— BEGIN Supplied entries —
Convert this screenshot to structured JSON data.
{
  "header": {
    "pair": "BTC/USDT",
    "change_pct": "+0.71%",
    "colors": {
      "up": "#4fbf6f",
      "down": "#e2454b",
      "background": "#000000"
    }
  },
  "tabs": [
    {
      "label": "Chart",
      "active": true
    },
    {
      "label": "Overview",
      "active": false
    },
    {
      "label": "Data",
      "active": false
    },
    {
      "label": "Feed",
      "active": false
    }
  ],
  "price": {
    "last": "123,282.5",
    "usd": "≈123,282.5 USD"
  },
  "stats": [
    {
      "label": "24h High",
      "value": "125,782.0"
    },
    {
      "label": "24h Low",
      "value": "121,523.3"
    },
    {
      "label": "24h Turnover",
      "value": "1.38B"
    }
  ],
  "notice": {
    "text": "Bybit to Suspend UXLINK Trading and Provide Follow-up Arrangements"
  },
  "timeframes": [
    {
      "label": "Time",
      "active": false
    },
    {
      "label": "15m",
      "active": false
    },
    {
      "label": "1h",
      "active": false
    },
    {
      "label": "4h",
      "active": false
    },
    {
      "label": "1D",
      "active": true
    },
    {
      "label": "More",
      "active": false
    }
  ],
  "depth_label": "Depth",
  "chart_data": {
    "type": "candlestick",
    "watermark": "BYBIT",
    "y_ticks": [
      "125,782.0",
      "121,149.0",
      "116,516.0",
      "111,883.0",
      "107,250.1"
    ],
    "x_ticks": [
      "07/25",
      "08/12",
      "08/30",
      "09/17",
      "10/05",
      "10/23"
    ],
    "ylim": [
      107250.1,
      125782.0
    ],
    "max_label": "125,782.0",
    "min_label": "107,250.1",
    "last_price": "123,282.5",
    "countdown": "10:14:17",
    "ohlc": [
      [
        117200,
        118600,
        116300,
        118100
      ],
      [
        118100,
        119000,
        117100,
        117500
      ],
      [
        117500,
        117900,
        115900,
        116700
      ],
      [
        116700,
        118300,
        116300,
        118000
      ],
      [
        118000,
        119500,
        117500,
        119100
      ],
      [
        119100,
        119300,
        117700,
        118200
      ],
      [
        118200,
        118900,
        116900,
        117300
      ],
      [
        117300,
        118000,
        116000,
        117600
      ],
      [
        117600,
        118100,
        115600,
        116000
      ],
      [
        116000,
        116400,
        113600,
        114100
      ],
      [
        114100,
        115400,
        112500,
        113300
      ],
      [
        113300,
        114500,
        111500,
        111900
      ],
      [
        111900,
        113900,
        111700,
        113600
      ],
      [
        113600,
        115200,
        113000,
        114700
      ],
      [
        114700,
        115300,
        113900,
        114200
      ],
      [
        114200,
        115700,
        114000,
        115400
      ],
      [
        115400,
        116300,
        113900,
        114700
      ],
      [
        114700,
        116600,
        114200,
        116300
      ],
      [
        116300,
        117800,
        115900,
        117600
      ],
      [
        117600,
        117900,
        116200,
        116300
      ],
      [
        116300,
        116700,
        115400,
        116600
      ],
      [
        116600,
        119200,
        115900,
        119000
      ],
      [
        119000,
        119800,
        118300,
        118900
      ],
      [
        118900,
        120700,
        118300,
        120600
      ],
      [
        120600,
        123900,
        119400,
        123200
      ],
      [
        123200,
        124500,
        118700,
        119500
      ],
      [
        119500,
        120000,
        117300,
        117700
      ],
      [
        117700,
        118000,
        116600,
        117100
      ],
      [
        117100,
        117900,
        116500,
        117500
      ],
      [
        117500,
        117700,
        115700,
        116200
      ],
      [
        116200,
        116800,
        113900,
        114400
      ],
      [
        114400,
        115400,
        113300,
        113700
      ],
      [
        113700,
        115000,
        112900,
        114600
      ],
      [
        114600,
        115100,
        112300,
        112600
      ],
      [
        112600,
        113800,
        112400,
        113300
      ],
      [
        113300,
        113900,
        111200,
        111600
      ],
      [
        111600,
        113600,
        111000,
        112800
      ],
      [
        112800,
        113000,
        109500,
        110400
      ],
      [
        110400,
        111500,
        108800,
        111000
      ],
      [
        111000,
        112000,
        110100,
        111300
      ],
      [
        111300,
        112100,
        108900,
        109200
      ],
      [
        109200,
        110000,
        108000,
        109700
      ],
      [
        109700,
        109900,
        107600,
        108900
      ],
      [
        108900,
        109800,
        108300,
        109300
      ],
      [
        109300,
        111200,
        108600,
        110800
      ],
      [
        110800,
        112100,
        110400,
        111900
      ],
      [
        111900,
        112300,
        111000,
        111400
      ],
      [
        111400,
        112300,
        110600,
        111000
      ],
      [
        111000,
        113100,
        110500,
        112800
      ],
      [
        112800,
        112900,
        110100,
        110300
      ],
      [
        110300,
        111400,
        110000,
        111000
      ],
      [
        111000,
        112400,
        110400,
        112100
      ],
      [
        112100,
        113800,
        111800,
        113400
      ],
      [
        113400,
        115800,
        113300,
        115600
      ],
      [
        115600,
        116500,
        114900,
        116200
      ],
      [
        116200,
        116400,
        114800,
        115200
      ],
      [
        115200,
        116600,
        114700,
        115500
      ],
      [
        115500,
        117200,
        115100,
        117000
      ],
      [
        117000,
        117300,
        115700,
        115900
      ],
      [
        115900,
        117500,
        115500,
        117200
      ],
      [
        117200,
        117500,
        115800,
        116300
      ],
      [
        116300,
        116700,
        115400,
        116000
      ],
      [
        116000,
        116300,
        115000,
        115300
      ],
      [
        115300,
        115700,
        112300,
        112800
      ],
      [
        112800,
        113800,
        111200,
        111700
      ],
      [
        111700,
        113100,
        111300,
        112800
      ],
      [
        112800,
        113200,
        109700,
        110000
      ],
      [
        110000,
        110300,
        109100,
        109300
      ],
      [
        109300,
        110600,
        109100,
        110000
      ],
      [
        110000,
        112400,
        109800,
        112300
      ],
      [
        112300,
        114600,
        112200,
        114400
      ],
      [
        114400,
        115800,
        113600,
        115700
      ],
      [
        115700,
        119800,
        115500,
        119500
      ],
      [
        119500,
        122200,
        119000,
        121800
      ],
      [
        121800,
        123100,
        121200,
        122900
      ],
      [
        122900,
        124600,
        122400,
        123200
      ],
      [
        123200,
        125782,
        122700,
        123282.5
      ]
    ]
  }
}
— END Supplied entries —
Check all the records above and select each line where the string "value" is found.

      "value": "125,782.0"
      "value": "121,523.3"
      "value": "1.38B"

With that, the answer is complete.